Carry none of the pictures over; write out the complete data exactly.

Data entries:
•••

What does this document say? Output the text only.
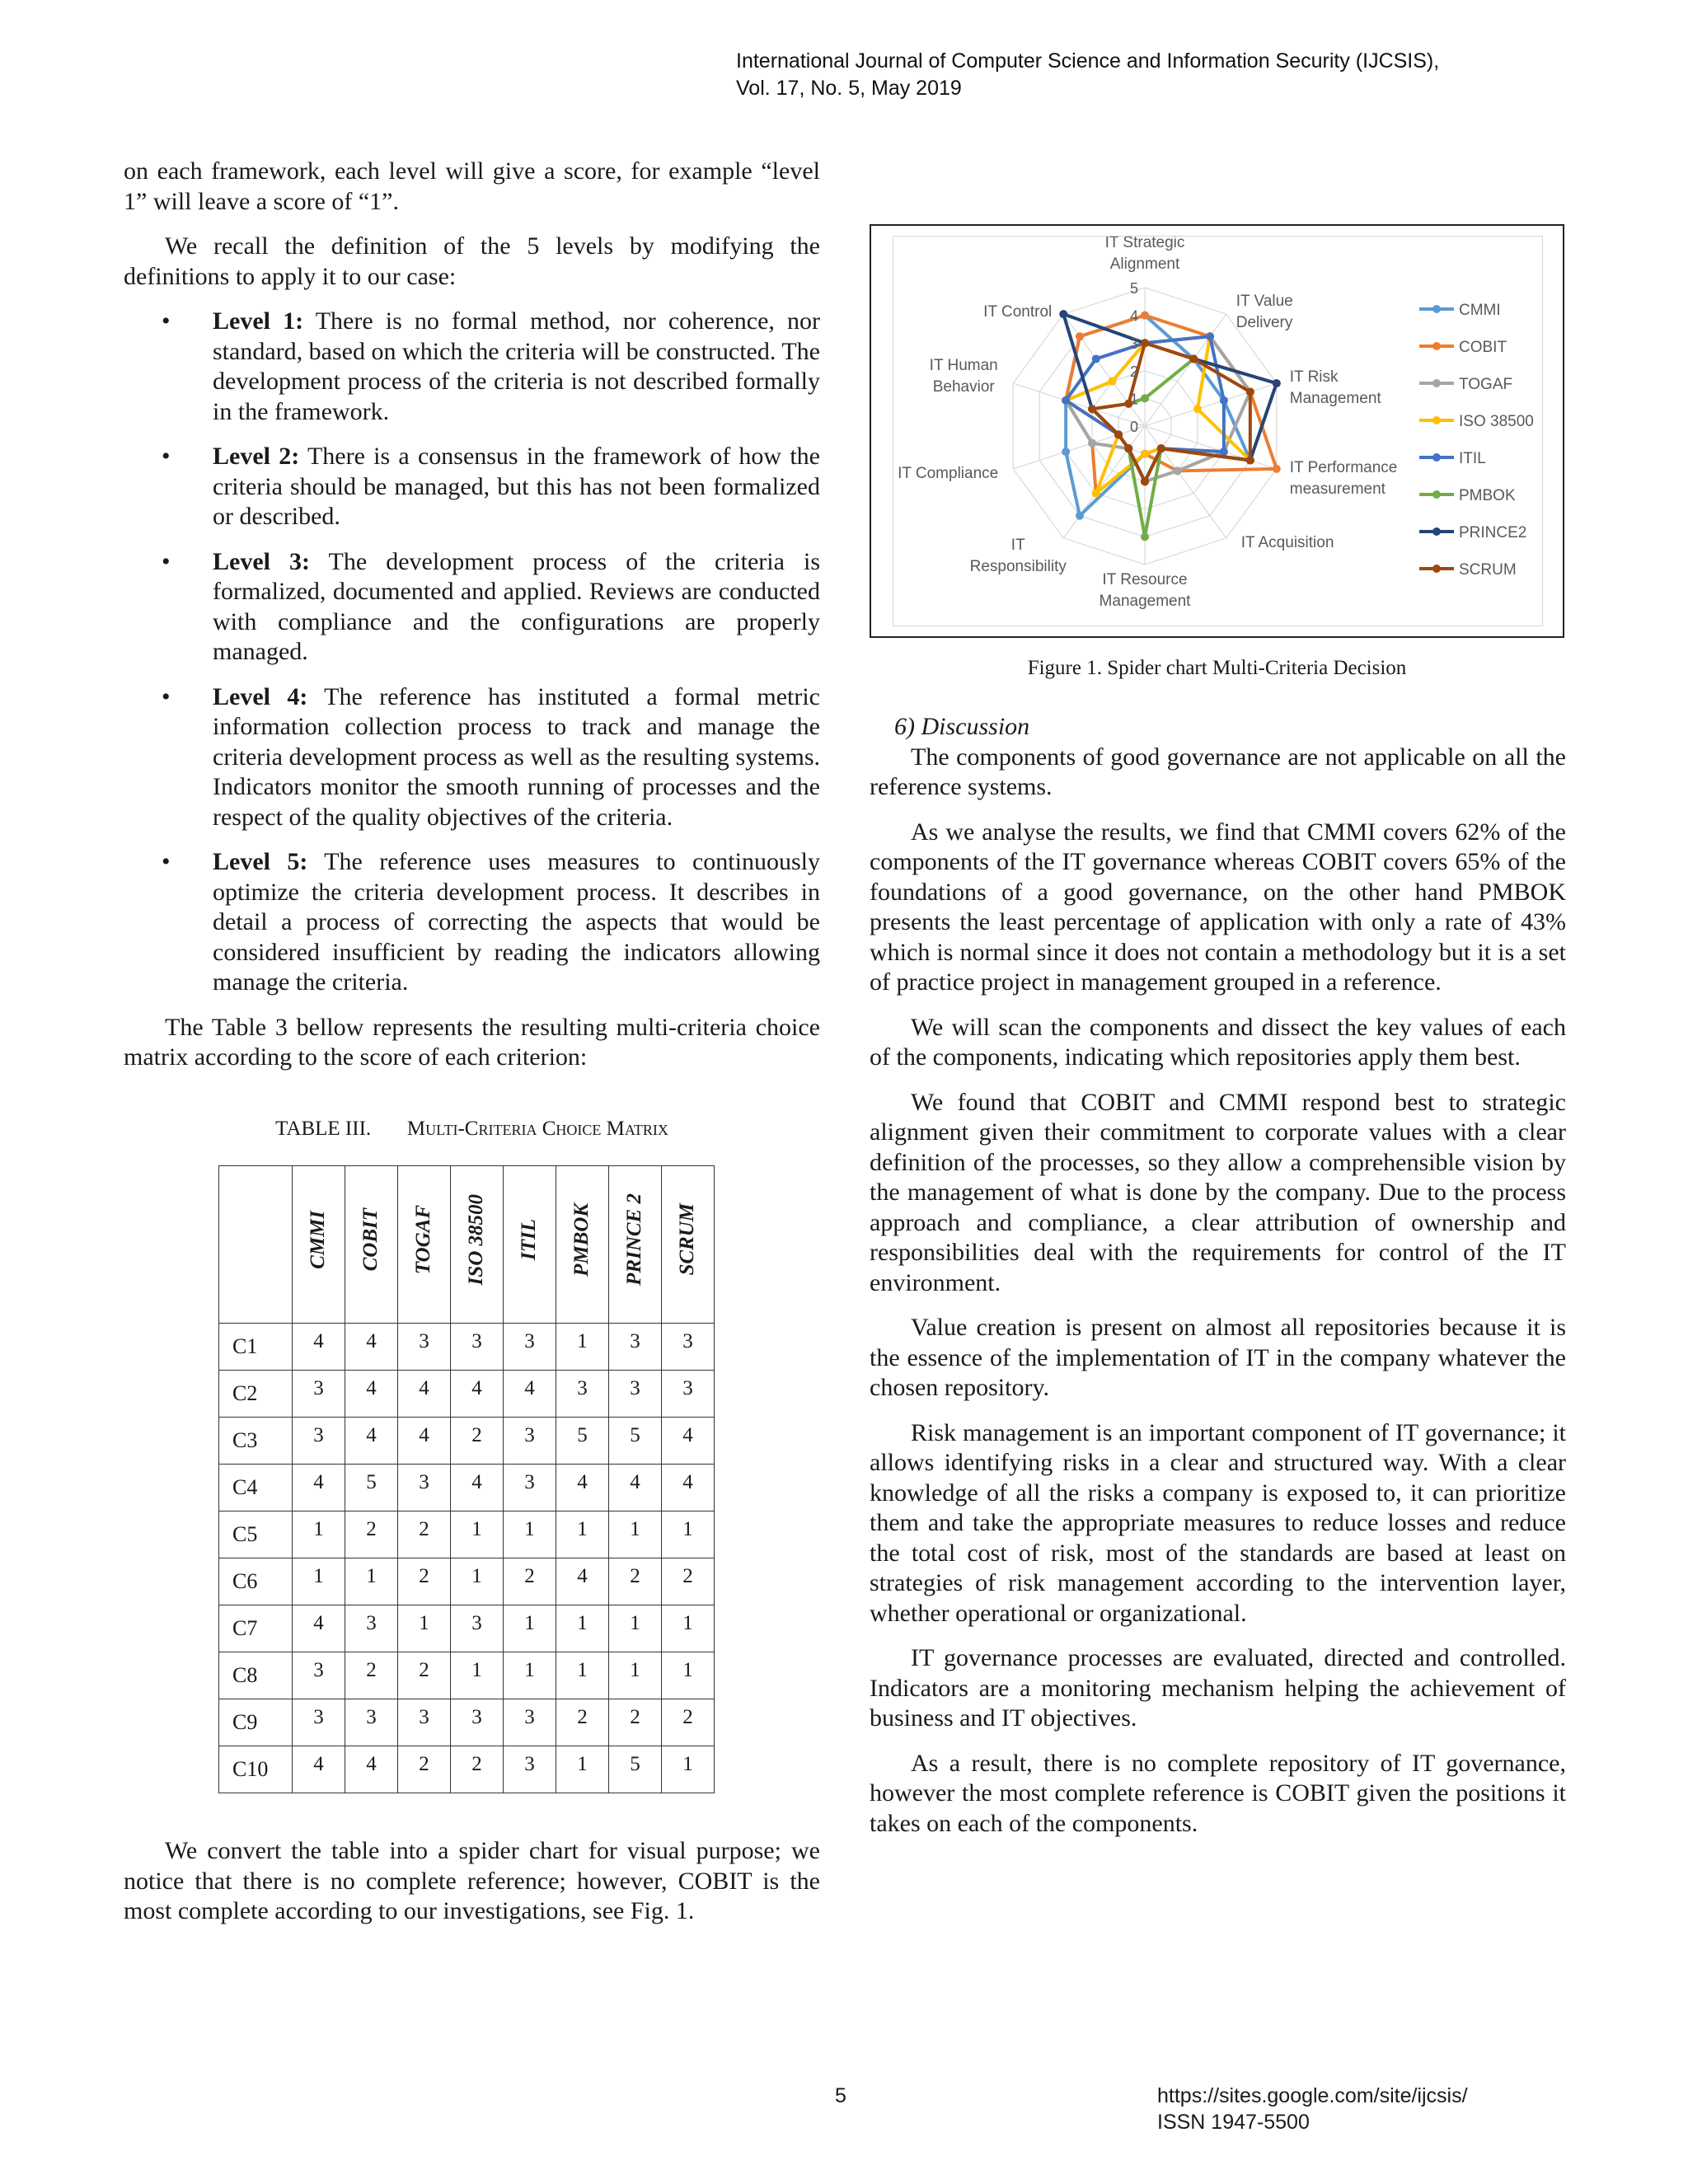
International Journal of Computer Science and Information Security (IJCSIS),
Vol. 17, No. 5, May 2019

on each framework, each level will give a score, for example “level 1” will leave a score of “1”.

We recall the definition of the 5 levels by modifying the definitions to apply it to our case:

• Level 1: There is no formal method, nor coherence, nor standard, based on which the criteria will be constructed. The development process of the criteria is not described formally in the framework.
• Level 2: There is a consensus in the framework of how the criteria should be managed, but this has not been formalized or described.
• Level 3: The development process of the criteria is formalized, documented and applied. Reviews are conducted with compliance and the configurations are properly managed.
• Level 4: The reference has instituted a formal metric information collection process to track and manage the criteria development process as well as the resulting systems. Indicators monitor the smooth running of processes and the respect of the quality objectives of the criteria.
• Level 5: The reference uses measures to continuously optimize the criteria development process. It describes in detail a process of correcting the aspects that would be considered insufficient by reading the indicators allowing manage the criteria.

The Table 3 bellow represents the resulting multi-criteria choice matrix according to the score of each criterion:

TABLE III. Multi-Criteria Choice Matrix
	CMMI	COBIT	TOGAF	ISO 38500	ITIL	PMBOK	PRINCE 2	SCRUM
C1	4	4	3	3	3	1	3	3
C2	3	4	4	4	4	3	3	3
C3	3	4	4	2	3	5	5	4
C4	4	5	3	4	3	4	4	4
C5	1	2	2	1	1	1	1	1
C6	1	1	2	1	2	4	2	2
C7	4	3	1	3	1	1	1	1
C8	3	2	2	1	1	1	1	1
C9	3	3	3	3	3	2	2	2
C10	4	4	2	2	3	1	5	1

We convert the table into a spider chart for visual purpose; we notice that there is no complete reference; however, COBIT is the most complete according to our investigations, see Fig. 1.

0
1
2
3
4
5
IT Strategic
Alignment
IT Value
Delivery
IT Risk
Management
IT Performance
measurement
IT Acquisition
IT Resource
Management
IT
Responsibility
IT Compliance
IT Human
Behavior
IT Control	CMMI
COBIT
TOGAF
ISO 38500
ITIL
PMBOK
PRINCE2
SCRUM
Figure 1. Spider chart Multi-Criteria Decision

6) Discussion

The components of good governance are not applicable on all the reference systems.

As we analyse the results, we find that CMMI covers 62% of the components of the IT governance whereas COBIT covers 65% of the foundations of a good governance, on the other hand PMBOK presents the least percentage of application with only a rate of 43% which is normal since it does not contain a methodology but it is a set of practice project in management grouped in a reference.

We will scan the components and dissect the key values of each of the components, indicating which repositories apply them best.

We found that COBIT and CMMI respond best to strategic alignment given their commitment to corporate values with a clear definition of the processes, so they allow a comprehensible vision by the management of what is done by the company. Due to the process approach and compliance, a clear attribution of ownership and responsibilities deal with the requirements for control of the IT environment.

Value creation is present on almost all repositories because it is the essence of the implementation of IT in the company whatever the chosen repository.

Risk management is an important component of IT governance; it allows identifying risks in a clear and structured way. With a clear knowledge of all the risks a company is exposed to, it can prioritize them and take the appropriate measures to reduce losses and reduce the total cost of risk, most of the standards are based at least on strategies of risk management according to the intervention layer, whether operational or organizational.

IT governance processes are evaluated, directed and controlled. Indicators are a monitoring mechanism helping the achievement of business and IT objectives.

As a result, there is no complete repository of IT governance, however the most complete reference is COBIT given the positions it takes on each of the components.

5	https://sites.google.com/site/ijcsis/
ISSN 1947-5500
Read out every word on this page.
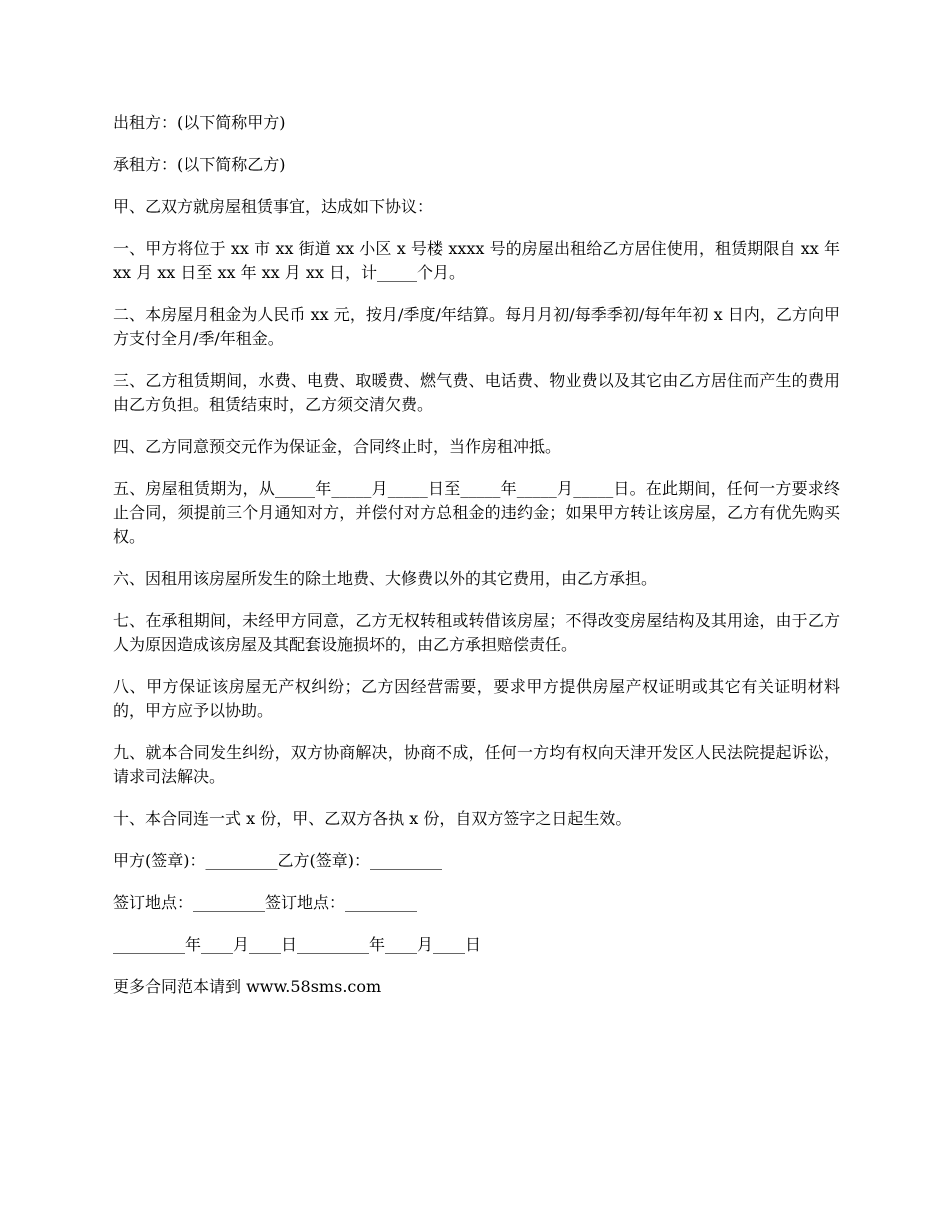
出租方：(以下简称甲方)

承租方：(以下简称乙方)

甲、乙双方就房屋租赁事宜，达成如下协议：

一、甲方将位于 xx 市 xx 街道 xx 小区 x 号楼 xxxx 号的房屋出租给乙方居住使用，租赁期限自 xx 年 xx 月 xx 日至 xx 年 xx 月 xx 日，计_____个月。

二、本房屋月租金为人民币 xx 元，按月/季度/年结算。每月月初/每季季初/每年年初 x 日内，乙方向甲方支付全月/季/年租金。

三、乙方租赁期间，水费、电费、取暖费、燃气费、电话费、物业费以及其它由乙方居住而产生的费用由乙方负担。租赁结束时，乙方须交清欠费。

四、乙方同意预交元作为保证金，合同终止时，当作房租冲抵。

五、房屋租赁期为，从_____年_____月_____日至_____年_____月_____日。在此期间，任何一方要求终止合同，须提前三个月通知对方，并偿付对方总租金的违约金；如果甲方转让该房屋，乙方有优先购买权。

六、因租用该房屋所发生的除土地费、大修费以外的其它费用，由乙方承担。

七、在承租期间，未经甲方同意，乙方无权转租或转借该房屋；不得改变房屋结构及其用途，由于乙方人为原因造成该房屋及其配套设施损坏的，由乙方承担赔偿责任。

八、甲方保证该房屋无产权纠纷；乙方因经营需要，要求甲方提供房屋产权证明或其它有关证明材料的，甲方应予以协助。

九、就本合同发生纠纷，双方协商解决，协商不成，任何一方均有权向天津开发区人民法院提起诉讼，请求司法解决。

十、本合同连一式 x 份，甲、乙双方各执 x 份，自双方签字之日起生效。

甲方(签章)：_________乙方(签章)：_________

签订地点：_________签订地点：_________

_________年____月____日_________年____月____日

更多合同范本请到 www.58sms.com
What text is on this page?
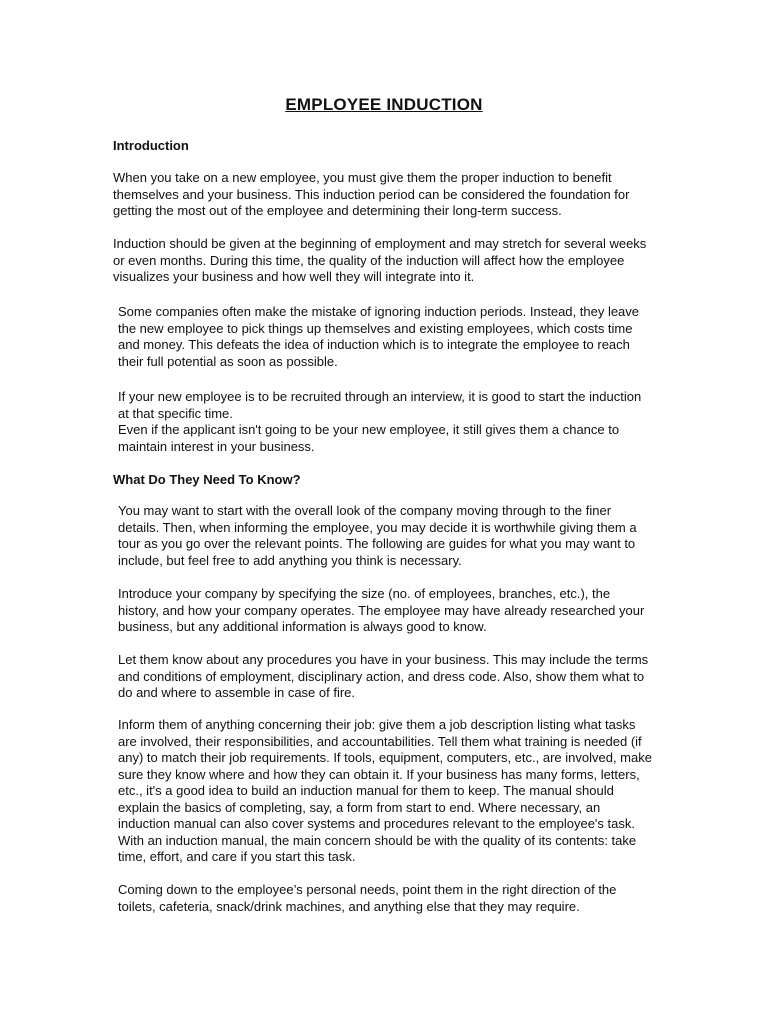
EMPLOYEE INDUCTION
Introduction

When you take on a new employee, you must give them the proper induction to benefit themselves and your business. This induction period can be considered the foundation for getting the most out of the employee and determining their long-term success.

Induction should be given at the beginning of employment and may stretch for several weeks or even months. During this time, the quality of the induction will affect how the employee visualizes your business and how well they will integrate into it.

Some companies often make the mistake of ignoring induction periods. Instead, they leave the new employee to pick things up themselves and existing employees, which costs time and money. This defeats the idea of induction which is to integrate the employee to reach their full potential as soon as possible.

If your new employee is to be recruited through an interview, it is good to start the induction at that specific time.

Even if the applicant isn't going to be your new employee, it still gives them a chance to maintain interest in your business.

What Do They Need To Know?

You may want to start with the overall look of the company moving through to the finer details. Then, when informing the employee, you may decide it is worthwhile giving them a tour as you go over the relevant points. The following are guides for what you may want to include, but feel free to add anything you think is necessary.

Introduce your company by specifying the size (no. of employees, branches, etc.), the history, and how your company operates. The employee may have already researched your business, but any additional information is always good to know.

Let them know about any procedures you have in your business. This may include the terms and conditions of employment, disciplinary action, and dress code. Also, show them what to do and where to assemble in case of fire.

Inform them of anything concerning their job: give them a job description listing what tasks are involved, their responsibilities, and accountabilities. Tell them what training is needed (if any) to match their job requirements. If tools, equipment, computers, etc., are involved, make sure they know where and how they can obtain it. If your business has many forms, letters, etc., it's a good idea to build an induction manual for them to keep. The manual should explain the basics of completing, say, a form from start to end. Where necessary, an induction manual can also cover systems and procedures relevant to the employee's task. With an induction manual, the main concern should be with the quality of its contents: take time, effort, and care if you start this task.

Coming down to the employee’s personal needs, point them in the right direction of the toilets, cafeteria, snack/drink machines, and anything else that they may require.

•••

(Task output):
What does this document say? Output the text only.
International Journal of Computer Science and Information Security (IJCSIS),
Vol. 17, No. 5, May 2019

on each framework, each level will give a score, for example “level 1” will leave a score of “1”.

We recall the definition of the 5 levels by modifying the definitions to apply it to our case:

• Level 1: There is no formal method, nor coherence, nor standard, based on which the criteria will be constructed. The development process of the criteria is not described formally in the framework.
• Level 2: There is a consensus in the framework of how the criteria should be managed, but this has not been formalized or described.
• Level 3: The development process of the criteria is formalized, documented and applied. Reviews are conducted with compliance and the configurations are properly managed.
• Level 4: The reference has instituted a formal metric information collection process to track and manage the criteria development process as well as the resulting systems. Indicators monitor the smooth running of processes and the respect of the quality objectives of the criteria.
• Level 5: The reference uses measures to continuously optimize the criteria development process. It describes in detail a process of correcting the aspects that would be considered insufficient by reading the indicators allowing manage the criteria.

The Table 3 bellow represents the resulting multi-criteria choice matrix according to the score of each criterion:

TABLE III. Multi-Criteria Choice Matrix
	CMMI	COBIT	TOGAF	ISO 38500	ITIL	PMBOK	PRINCE 2	SCRUM
C1	4	4	3	3	3	1	3	3
C2	3	4	4	4	4	3	3	3
C3	3	4	4	2	3	5	5	4
C4	4	5	3	4	3	4	4	4
C5	1	2	2	1	1	1	1	1
C6	1	1	2	1	2	4	2	2
C7	4	3	1	3	1	1	1	1
C8	3	2	2	1	1	1	1	1
C9	3	3	3	3	3	2	2	2
C10	4	4	2	2	3	1	5	1

We convert the table into a spider chart for visual purpose; we notice that there is no complete reference; however, COBIT is the most complete according to our investigations, see Fig. 1.

0
1
2
3
4
5
IT Strategic
Alignment
IT Value
Delivery
IT Risk
Management
IT Performance
measurement
IT Acquisition
IT Resource
Management
IT
Responsibility
IT Compliance
IT Human
Behavior
IT Control	CMMI
COBIT
TOGAF
ISO 38500
ITIL
PMBOK
PRINCE2
SCRUM
Figure 1. Spider chart Multi-Criteria Decision

6) Discussion

The components of good governance are not applicable on all the reference systems.

As we analyse the results, we find that CMMI covers 62% of the components of the IT governance whereas COBIT covers 65% of the foundations of a good governance, on the other hand PMBOK presents the least percentage of application with only a rate of 43% which is normal since it does not contain a methodology but it is a set of practice project in management grouped in a reference.

We will scan the components and dissect the key values of each of the components, indicating which repositories apply them best.

We found that COBIT and CMMI respond best to strategic alignment given their commitment to corporate values with a clear definition of the processes, so they allow a comprehensible vision by the management of what is done by the company. Due to the process approach and compliance, a clear attribution of ownership and responsibilities deal with the requirements for control of the IT environment.

Value creation is present on almost all repositories because it is the essence of the implementation of IT in the company whatever the chosen repository.

Risk management is an important component of IT governance; it allows identifying risks in a clear and structured way. With a clear knowledge of all the risks a company is exposed to, it can prioritize them and take the appropriate measures to reduce losses and reduce the total cost of risk, most of the standards are based at least on strategies of risk management according to the intervention layer, whether operational or organizational.

IT governance processes are evaluated, directed and controlled. Indicators are a monitoring mechanism helping the achievement of business and IT objectives.

As a result, there is no complete repository of IT governance, however the most complete reference is COBIT given the positions it takes on each of the components.

5	https://sites.google.com/site/ijcsis/
ISSN 1947-5500
Read out every word on this page.
出租方：(以下简称甲方)

承租方：(以下简称乙方)

甲、乙双方就房屋租赁事宜，达成如下协议：

一、甲方将位于 xx 市 xx 街道 xx 小区 x 号楼 xxxx 号的房屋出租给乙方居住使用，租赁期限自 xx 年 xx 月 xx 日至 xx 年 xx 月 xx 日，计_____个月。

二、本房屋月租金为人民币 xx 元，按月/季度/年结算。每月月初/每季季初/每年年初 x 日内，乙方向甲方支付全月/季/年租金。

三、乙方租赁期间，水费、电费、取暖费、燃气费、电话费、物业费以及其它由乙方居住而产生的费用由乙方负担。租赁结束时，乙方须交清欠费。

四、乙方同意预交元作为保证金，合同终止时，当作房租冲抵。

五、房屋租赁期为，从_____年_____月_____日至_____年_____月_____日。在此期间，任何一方要求终止合同，须提前三个月通知对方，并偿付对方总租金的违约金；如果甲方转让该房屋，乙方有优先购买权。

六、因租用该房屋所发生的除土地费、大修费以外的其它费用，由乙方承担。

七、在承租期间，未经甲方同意，乙方无权转租或转借该房屋；不得改变房屋结构及其用途，由于乙方人为原因造成该房屋及其配套设施损坏的，由乙方承担赔偿责任。

八、甲方保证该房屋无产权纠纷；乙方因经营需要，要求甲方提供房屋产权证明或其它有关证明材料的，甲方应予以协助。

九、就本合同发生纠纷，双方协商解决，协商不成，任何一方均有权向天津开发区人民法院提起诉讼，请求司法解决。

十、本合同连一式 x 份，甲、乙双方各执 x 份，自双方签字之日起生效。

甲方(签章)：_________乙方(签章)：_________

签订地点：_________签订地点：_________

_________年____月____日_________年____月____日

更多合同范本请到 www.58sms.com
What text is on this page?
EMPLOYEE INDUCTION
Introduction

When you take on a new employee, you must give them the proper induction to benefit themselves and your business. This induction period can be considered the foundation for getting the most out of the employee and determining their long-term success.

Induction should be given at the beginning of employment and may stretch for several weeks or even months. During this time, the quality of the induction will affect how the employee visualizes your business and how well they will integrate into it.

Some companies often make the mistake of ignoring induction periods. Instead, they leave the new employee to pick things up themselves and existing employees, which costs time and money. This defeats the idea of induction which is to integrate the employee to reach their full potential as soon as possible.

If your new employee is to be recruited through an interview, it is good to start the induction at that specific time.

Even if the applicant isn't going to be your new employee, it still gives them a chance to maintain interest in your business.

What Do They Need To Know?

You may want to start with the overall look of the company moving through to the finer details. Then, when informing the employee, you may decide it is worthwhile giving them a tour as you go over the relevant points. The following are guides for what you may want to include, but feel free to add anything you think is necessary.

Introduce your company by specifying the size (no. of employees, branches, etc.), the history, and how your company operates. The employee may have already researched your business, but any additional information is always good to know.

Let them know about any procedures you have in your business. This may include the terms and conditions of employment, disciplinary action, and dress code. Also, show them what to do and where to assemble in case of fire.

Inform them of anything concerning their job: give them a job description listing what tasks are involved, their responsibilities, and accountabilities. Tell them what training is needed (if any) to match their job requirements. If tools, equipment, computers, etc., are involved, make sure they know where and how they can obtain it. If your business has many forms, letters, etc., it's a good idea to build an induction manual for them to keep. The manual should explain the basics of completing, say, a form from start to end. Where necessary, an induction manual can also cover systems and procedures relevant to the employee's task. With an induction manual, the main concern should be with the quality of its contents: take time, effort, and care if you start this task.

Coming down to the employee’s personal needs, point them in the right direction of the toilets, cafeteria, snack/drink machines, and anything else that they may require.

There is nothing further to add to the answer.